____ EXERCISE MATERIAL
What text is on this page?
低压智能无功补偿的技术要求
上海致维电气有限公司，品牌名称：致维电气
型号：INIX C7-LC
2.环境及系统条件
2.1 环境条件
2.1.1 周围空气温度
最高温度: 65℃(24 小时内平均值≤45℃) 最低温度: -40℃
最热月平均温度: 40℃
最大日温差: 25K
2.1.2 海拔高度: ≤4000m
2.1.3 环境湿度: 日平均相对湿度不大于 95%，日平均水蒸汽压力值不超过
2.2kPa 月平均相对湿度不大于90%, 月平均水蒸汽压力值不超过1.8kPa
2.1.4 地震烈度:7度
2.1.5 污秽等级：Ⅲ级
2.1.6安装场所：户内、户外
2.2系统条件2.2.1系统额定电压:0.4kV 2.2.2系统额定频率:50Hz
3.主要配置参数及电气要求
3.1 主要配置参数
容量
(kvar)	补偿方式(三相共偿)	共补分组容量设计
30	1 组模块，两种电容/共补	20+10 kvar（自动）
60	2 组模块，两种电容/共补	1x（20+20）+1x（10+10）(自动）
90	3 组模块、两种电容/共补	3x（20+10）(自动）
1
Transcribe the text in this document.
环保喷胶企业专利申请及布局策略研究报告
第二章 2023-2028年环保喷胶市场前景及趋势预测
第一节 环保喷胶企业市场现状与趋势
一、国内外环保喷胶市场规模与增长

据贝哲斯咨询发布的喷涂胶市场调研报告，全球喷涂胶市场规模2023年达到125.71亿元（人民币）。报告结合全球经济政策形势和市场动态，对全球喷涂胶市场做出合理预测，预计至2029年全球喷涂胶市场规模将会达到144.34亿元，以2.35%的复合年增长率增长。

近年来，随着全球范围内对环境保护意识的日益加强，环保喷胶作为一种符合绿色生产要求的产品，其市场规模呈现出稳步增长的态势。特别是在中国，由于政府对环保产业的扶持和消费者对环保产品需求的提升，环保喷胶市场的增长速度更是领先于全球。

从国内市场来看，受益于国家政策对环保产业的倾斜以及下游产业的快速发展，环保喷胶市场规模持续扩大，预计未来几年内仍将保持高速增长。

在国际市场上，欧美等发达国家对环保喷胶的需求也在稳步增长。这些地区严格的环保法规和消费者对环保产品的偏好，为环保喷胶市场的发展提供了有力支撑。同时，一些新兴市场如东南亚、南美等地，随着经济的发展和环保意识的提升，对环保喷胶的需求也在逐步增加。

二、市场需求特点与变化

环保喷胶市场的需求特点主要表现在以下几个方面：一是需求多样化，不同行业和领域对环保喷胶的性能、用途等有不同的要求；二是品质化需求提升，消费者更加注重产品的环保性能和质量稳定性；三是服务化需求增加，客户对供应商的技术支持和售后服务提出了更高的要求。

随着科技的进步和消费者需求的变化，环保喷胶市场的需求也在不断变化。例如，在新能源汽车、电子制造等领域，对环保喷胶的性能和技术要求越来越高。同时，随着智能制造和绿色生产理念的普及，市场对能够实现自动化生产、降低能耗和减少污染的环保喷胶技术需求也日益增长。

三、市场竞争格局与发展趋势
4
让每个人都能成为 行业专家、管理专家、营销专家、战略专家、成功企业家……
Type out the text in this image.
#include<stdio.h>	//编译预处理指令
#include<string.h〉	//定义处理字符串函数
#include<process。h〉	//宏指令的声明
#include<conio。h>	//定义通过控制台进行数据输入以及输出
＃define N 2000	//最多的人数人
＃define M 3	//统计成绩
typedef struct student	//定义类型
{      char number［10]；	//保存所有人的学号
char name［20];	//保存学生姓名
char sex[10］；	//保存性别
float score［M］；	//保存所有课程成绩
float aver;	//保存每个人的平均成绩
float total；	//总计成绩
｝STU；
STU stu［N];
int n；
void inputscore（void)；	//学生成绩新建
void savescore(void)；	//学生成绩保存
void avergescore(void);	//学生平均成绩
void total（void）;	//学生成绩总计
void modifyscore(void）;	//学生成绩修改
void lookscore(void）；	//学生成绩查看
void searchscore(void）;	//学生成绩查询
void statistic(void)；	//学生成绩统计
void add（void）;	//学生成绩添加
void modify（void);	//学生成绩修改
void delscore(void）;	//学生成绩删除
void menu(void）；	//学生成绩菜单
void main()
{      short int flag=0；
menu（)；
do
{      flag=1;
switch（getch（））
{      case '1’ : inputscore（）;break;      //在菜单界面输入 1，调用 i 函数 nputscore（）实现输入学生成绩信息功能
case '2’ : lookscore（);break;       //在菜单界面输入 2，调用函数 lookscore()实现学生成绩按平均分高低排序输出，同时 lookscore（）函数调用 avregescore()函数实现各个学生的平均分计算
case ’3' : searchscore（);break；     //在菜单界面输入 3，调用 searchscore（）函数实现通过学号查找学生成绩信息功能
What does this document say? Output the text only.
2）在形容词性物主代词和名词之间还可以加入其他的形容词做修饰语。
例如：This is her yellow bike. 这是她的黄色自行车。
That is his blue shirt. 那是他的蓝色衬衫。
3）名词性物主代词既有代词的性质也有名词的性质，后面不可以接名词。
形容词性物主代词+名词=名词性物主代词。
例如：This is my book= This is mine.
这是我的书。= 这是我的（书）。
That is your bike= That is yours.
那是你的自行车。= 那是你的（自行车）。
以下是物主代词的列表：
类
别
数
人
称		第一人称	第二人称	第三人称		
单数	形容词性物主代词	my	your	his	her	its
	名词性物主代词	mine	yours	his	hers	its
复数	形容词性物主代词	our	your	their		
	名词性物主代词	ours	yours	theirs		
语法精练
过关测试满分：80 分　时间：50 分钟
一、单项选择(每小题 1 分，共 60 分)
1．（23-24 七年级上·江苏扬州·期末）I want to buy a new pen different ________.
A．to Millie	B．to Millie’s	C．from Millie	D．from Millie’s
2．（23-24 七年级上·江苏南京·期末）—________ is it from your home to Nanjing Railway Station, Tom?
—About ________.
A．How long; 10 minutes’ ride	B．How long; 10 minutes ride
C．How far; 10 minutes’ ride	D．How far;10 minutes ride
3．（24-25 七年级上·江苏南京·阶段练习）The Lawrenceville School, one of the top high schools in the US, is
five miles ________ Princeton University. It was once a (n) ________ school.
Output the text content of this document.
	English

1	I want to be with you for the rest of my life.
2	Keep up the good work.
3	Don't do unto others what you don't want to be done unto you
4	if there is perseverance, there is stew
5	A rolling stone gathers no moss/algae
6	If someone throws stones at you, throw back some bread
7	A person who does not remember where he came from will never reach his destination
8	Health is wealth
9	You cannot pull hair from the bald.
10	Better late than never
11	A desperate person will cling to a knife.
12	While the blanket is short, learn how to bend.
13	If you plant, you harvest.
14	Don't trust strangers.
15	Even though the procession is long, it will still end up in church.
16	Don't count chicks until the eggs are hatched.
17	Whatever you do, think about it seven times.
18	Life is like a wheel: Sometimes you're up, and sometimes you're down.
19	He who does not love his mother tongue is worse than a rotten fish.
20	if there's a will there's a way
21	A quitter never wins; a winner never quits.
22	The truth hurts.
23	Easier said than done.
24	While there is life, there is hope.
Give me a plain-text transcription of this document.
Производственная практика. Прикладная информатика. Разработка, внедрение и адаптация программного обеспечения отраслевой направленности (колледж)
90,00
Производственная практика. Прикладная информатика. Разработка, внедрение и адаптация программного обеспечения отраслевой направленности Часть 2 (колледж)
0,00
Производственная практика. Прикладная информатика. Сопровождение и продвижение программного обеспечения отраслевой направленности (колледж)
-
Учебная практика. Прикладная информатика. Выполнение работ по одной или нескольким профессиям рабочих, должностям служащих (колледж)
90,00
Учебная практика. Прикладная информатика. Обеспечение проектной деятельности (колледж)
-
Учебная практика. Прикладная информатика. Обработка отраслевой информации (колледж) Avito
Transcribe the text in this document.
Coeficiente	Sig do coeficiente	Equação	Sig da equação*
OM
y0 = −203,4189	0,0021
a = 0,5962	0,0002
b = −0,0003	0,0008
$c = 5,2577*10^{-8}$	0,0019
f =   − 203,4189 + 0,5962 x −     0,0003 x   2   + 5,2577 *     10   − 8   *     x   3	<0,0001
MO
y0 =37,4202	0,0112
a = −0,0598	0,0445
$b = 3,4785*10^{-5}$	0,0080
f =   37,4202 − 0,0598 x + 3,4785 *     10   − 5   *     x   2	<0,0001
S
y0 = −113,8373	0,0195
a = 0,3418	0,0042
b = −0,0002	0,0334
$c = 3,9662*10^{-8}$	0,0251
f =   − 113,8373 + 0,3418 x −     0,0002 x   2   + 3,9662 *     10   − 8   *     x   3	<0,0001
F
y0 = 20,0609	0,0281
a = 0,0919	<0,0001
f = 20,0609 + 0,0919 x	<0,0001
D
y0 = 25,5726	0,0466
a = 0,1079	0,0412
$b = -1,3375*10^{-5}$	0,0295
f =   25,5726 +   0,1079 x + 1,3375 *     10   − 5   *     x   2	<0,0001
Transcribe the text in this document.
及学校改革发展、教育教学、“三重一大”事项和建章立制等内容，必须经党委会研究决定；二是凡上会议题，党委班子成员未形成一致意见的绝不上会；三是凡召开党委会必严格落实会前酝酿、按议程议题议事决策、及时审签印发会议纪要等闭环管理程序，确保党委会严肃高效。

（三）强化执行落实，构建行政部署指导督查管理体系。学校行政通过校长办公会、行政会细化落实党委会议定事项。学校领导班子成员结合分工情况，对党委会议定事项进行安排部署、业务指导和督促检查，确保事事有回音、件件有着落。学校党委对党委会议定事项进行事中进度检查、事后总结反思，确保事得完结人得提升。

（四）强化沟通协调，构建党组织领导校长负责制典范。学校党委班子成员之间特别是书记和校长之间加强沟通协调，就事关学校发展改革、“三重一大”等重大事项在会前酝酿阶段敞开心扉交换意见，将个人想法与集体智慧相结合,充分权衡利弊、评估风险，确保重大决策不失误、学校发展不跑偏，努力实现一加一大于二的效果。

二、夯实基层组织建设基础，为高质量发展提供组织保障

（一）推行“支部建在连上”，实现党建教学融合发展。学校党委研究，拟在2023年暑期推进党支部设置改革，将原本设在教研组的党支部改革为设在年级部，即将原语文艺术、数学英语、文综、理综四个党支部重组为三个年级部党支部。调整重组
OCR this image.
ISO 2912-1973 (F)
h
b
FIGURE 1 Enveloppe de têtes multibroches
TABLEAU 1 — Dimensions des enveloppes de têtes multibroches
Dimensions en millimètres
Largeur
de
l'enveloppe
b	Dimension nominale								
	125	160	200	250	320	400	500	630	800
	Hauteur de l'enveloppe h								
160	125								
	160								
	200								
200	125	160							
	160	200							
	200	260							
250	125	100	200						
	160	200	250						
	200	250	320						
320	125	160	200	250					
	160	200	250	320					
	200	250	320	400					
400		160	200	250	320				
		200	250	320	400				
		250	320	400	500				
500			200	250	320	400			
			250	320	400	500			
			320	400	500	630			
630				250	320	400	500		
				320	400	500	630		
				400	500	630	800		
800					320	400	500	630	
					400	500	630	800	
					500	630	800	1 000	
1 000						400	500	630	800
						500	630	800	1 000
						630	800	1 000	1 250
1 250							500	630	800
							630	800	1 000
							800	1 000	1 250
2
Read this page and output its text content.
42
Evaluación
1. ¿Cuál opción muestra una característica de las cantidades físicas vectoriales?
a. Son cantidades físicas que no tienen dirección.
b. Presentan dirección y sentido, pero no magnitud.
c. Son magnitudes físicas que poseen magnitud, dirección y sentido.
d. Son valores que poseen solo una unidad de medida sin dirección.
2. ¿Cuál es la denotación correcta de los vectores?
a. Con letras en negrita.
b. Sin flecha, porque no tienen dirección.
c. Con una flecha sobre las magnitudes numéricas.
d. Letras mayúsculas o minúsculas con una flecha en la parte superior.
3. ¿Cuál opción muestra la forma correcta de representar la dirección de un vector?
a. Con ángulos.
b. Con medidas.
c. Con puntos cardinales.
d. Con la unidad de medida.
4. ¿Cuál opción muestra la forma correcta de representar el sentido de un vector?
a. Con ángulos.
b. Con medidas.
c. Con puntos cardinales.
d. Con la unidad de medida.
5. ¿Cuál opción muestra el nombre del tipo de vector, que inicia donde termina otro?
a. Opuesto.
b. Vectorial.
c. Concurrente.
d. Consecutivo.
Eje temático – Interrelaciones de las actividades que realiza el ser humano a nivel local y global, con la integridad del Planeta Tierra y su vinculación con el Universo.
________
### WHAT YOU WILL DO
Give the number of lines in the entries that hold the word "from", and nothing else.

### ANSWER TO THE TASK
4